**WORK INSTRUCTIONS**
Transcribe each record exactly. Include every one.

Items from a data source:
--------------------

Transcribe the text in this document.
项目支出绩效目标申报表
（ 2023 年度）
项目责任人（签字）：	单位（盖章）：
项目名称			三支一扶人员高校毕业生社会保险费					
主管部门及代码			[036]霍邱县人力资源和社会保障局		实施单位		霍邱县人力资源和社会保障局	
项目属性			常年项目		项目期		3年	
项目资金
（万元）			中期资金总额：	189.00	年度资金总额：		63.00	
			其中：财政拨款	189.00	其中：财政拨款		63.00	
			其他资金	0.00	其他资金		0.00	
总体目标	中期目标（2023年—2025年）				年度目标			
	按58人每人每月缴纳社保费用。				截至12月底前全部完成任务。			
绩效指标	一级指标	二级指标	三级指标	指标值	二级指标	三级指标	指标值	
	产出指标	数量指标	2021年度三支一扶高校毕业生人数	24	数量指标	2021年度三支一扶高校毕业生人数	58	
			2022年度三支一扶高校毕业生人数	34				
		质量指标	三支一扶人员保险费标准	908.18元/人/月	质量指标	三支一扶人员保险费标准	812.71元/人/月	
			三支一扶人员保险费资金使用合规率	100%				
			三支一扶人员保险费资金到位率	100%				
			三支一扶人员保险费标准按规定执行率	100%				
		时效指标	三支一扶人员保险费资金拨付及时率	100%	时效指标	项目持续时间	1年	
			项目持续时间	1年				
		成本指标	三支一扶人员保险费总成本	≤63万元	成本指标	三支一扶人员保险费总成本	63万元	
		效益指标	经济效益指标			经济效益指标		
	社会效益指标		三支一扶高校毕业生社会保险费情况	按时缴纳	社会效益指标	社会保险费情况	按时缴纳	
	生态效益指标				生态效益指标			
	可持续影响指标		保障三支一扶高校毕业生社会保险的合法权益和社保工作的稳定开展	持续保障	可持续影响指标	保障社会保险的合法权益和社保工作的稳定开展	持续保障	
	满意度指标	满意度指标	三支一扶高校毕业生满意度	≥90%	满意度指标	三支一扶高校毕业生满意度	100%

--------------------

**RESULT OF THE EXERCISE**
Transcribe the text in this document.
项目支出绩效目标申报表
（ 2023 年度）
项目责任人（签字）：	单位（盖章）：
项目名称			三支一扶人员高校毕业生社会保险费					
主管部门及代码			[036]霍邱县人力资源和社会保障局		实施单位		霍邱县人力资源和社会保障局	
项目属性			常年项目		项目期		3年	
项目资金
（万元）			中期资金总额：	189.00	年度资金总额：		63.00	
			其中：财政拨款	189.00	其中：财政拨款		63.00	
			其他资金	0.00	其他资金		0.00	
总体目标	中期目标（2023年—2025年）				年度目标			
	按58人每人每月缴纳社保费用。				截至12月底前全部完成任务。			
绩效指标	一级指标	二级指标	三级指标	指标值	二级指标	三级指标	指标值	
	产出指标	数量指标	2021年度三支一扶高校毕业生人数	24	数量指标	2021年度三支一扶高校毕业生人数	58	
			2022年度三支一扶高校毕业生人数	34				
		质量指标	三支一扶人员保险费标准	908.18元/人/月	质量指标	三支一扶人员保险费标准	812.71元/人/月	
			三支一扶人员保险费资金使用合规率	100%				
			三支一扶人员保险费资金到位率	100%				
			三支一扶人员保险费标准按规定执行率	100%				
		时效指标	三支一扶人员保险费资金拨付及时率	100%	时效指标	项目持续时间	1年	
			项目持续时间	1年				
		成本指标	三支一扶人员保险费总成本	≤63万元	成本指标	三支一扶人员保险费总成本	63万元	
		效益指标	经济效益指标			经济效益指标		
	社会效益指标		三支一扶高校毕业生社会保险费情况	按时缴纳	社会效益指标	社会保险费情况	按时缴纳	
	生态效益指标				生态效益指标			
	可持续影响指标		保障三支一扶高校毕业生社会保险的合法权益和社保工作的稳定开展	持续保障	可持续影响指标	保障社会保险的合法权益和社保工作的稳定开展	持续保障	
	满意度指标	满意度指标	三支一扶高校毕业生满意度	≥90%	满意度指标	三支一扶高校毕业生满意度	100%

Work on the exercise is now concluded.